• _GIVEN INSTRUCTION_
Search the records that follow and extract every line containing the string "methods".

• _DATA LINES_
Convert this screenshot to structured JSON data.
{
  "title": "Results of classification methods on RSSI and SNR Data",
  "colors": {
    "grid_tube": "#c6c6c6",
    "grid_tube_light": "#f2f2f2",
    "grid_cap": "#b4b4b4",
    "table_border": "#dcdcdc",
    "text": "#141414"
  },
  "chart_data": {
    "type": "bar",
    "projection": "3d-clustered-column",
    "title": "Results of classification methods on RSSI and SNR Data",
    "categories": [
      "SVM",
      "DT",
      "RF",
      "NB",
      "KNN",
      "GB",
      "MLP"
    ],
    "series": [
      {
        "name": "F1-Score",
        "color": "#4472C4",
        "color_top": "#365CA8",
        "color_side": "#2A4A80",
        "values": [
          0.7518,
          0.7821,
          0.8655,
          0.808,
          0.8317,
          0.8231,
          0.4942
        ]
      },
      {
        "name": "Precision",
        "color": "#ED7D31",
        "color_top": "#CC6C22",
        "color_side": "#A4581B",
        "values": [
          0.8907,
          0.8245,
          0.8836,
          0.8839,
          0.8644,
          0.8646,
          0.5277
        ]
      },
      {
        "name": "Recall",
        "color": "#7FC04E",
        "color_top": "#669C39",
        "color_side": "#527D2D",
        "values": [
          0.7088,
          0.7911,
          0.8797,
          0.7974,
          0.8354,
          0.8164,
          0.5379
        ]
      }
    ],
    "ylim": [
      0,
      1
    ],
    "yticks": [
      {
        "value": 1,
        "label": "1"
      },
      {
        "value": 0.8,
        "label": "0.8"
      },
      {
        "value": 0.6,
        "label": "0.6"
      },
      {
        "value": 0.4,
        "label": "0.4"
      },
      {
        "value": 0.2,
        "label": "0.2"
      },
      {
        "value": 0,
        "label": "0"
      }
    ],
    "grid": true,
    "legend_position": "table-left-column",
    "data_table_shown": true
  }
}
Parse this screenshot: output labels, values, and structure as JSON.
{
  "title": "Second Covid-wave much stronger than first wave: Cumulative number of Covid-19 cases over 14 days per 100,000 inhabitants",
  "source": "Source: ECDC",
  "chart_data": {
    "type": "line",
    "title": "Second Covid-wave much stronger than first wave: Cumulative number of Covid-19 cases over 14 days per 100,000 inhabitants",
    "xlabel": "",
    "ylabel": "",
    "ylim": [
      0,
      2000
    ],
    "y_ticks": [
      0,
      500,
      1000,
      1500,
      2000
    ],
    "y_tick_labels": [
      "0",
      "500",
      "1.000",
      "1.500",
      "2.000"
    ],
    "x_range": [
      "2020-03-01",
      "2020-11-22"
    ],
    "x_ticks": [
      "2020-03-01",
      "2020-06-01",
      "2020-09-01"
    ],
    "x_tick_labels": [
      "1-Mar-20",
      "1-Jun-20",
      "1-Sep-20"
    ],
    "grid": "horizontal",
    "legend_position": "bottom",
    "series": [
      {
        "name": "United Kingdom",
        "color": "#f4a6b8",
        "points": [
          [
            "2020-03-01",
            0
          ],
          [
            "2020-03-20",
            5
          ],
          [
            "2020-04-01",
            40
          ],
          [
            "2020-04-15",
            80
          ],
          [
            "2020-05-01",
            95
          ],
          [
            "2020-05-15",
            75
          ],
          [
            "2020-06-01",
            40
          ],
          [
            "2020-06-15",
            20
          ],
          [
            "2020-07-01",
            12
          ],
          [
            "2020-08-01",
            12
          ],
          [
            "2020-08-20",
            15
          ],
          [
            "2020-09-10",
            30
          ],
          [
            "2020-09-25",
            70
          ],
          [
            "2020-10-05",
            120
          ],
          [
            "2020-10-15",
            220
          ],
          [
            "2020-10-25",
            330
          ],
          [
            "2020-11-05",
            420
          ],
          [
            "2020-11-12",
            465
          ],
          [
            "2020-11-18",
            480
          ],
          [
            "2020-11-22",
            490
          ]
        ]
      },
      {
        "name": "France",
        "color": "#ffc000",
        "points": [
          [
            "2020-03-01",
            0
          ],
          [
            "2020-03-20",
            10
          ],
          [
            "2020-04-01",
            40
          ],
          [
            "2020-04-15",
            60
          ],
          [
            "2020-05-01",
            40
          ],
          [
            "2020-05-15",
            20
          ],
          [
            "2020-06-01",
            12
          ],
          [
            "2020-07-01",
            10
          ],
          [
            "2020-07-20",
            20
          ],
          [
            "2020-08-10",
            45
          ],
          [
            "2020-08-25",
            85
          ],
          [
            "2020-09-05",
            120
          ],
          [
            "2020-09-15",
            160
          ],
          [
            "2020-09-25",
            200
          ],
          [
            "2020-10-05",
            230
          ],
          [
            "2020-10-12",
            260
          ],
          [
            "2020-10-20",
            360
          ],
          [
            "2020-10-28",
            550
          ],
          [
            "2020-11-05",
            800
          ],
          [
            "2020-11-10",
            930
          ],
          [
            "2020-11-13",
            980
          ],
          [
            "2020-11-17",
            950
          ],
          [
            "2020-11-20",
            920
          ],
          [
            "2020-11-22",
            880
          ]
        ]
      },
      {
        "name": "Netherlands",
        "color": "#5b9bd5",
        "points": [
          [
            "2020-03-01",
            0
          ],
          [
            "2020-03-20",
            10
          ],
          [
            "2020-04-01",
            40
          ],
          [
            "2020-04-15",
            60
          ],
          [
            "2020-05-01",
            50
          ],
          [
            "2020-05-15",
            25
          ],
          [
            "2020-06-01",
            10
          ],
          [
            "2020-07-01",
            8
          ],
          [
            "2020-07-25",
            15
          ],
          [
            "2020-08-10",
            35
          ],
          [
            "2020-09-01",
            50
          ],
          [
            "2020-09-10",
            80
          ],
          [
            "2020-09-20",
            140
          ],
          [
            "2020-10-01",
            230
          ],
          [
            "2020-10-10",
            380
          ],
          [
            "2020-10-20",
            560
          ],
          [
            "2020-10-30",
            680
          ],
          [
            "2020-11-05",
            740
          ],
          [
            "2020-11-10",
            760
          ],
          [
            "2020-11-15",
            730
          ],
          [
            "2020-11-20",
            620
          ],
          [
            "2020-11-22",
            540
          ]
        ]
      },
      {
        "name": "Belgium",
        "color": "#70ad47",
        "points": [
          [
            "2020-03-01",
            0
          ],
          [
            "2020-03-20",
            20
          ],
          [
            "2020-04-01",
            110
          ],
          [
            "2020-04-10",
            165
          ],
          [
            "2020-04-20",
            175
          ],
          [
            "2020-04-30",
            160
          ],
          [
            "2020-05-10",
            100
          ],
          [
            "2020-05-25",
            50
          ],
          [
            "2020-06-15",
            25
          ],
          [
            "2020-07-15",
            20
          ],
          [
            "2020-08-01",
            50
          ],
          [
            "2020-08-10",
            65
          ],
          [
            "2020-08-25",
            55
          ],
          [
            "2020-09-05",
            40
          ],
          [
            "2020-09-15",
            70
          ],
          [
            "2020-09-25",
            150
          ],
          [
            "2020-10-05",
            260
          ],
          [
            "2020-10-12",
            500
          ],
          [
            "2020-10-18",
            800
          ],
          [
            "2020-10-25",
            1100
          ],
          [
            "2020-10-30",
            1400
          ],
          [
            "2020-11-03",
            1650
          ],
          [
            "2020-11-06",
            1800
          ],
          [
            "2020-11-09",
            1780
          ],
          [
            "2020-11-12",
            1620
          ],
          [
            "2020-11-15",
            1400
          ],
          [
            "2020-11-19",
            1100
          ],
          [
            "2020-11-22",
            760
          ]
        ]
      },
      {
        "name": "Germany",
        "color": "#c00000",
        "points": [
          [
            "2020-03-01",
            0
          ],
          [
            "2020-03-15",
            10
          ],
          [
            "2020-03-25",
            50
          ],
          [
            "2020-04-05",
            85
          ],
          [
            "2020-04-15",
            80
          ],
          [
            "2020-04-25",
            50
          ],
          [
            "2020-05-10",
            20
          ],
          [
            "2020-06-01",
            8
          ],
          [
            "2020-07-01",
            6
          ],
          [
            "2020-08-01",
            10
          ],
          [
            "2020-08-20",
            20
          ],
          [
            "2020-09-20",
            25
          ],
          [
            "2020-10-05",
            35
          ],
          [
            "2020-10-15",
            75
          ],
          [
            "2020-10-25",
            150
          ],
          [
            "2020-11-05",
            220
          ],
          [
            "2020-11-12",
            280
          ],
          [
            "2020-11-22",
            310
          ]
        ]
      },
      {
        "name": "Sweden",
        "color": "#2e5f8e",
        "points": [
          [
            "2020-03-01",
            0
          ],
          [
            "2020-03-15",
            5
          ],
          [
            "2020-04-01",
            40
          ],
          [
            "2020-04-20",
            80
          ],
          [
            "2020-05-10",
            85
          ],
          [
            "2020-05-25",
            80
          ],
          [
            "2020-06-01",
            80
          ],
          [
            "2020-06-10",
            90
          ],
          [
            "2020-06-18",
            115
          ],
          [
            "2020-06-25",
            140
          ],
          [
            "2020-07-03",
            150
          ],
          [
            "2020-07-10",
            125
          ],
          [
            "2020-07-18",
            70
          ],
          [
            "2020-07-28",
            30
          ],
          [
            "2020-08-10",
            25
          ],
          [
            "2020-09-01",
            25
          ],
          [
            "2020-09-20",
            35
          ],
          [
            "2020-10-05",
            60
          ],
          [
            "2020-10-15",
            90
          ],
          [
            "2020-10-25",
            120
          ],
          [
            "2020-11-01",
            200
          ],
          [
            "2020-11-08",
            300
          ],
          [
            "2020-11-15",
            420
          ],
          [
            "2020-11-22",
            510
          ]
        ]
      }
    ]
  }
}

• _SOLUTION FOR THIS TASK_
  "title": "Results of classification methods on RSSI and SNR Data",
    "title": "Results of classification methods on RSSI and SNR Data",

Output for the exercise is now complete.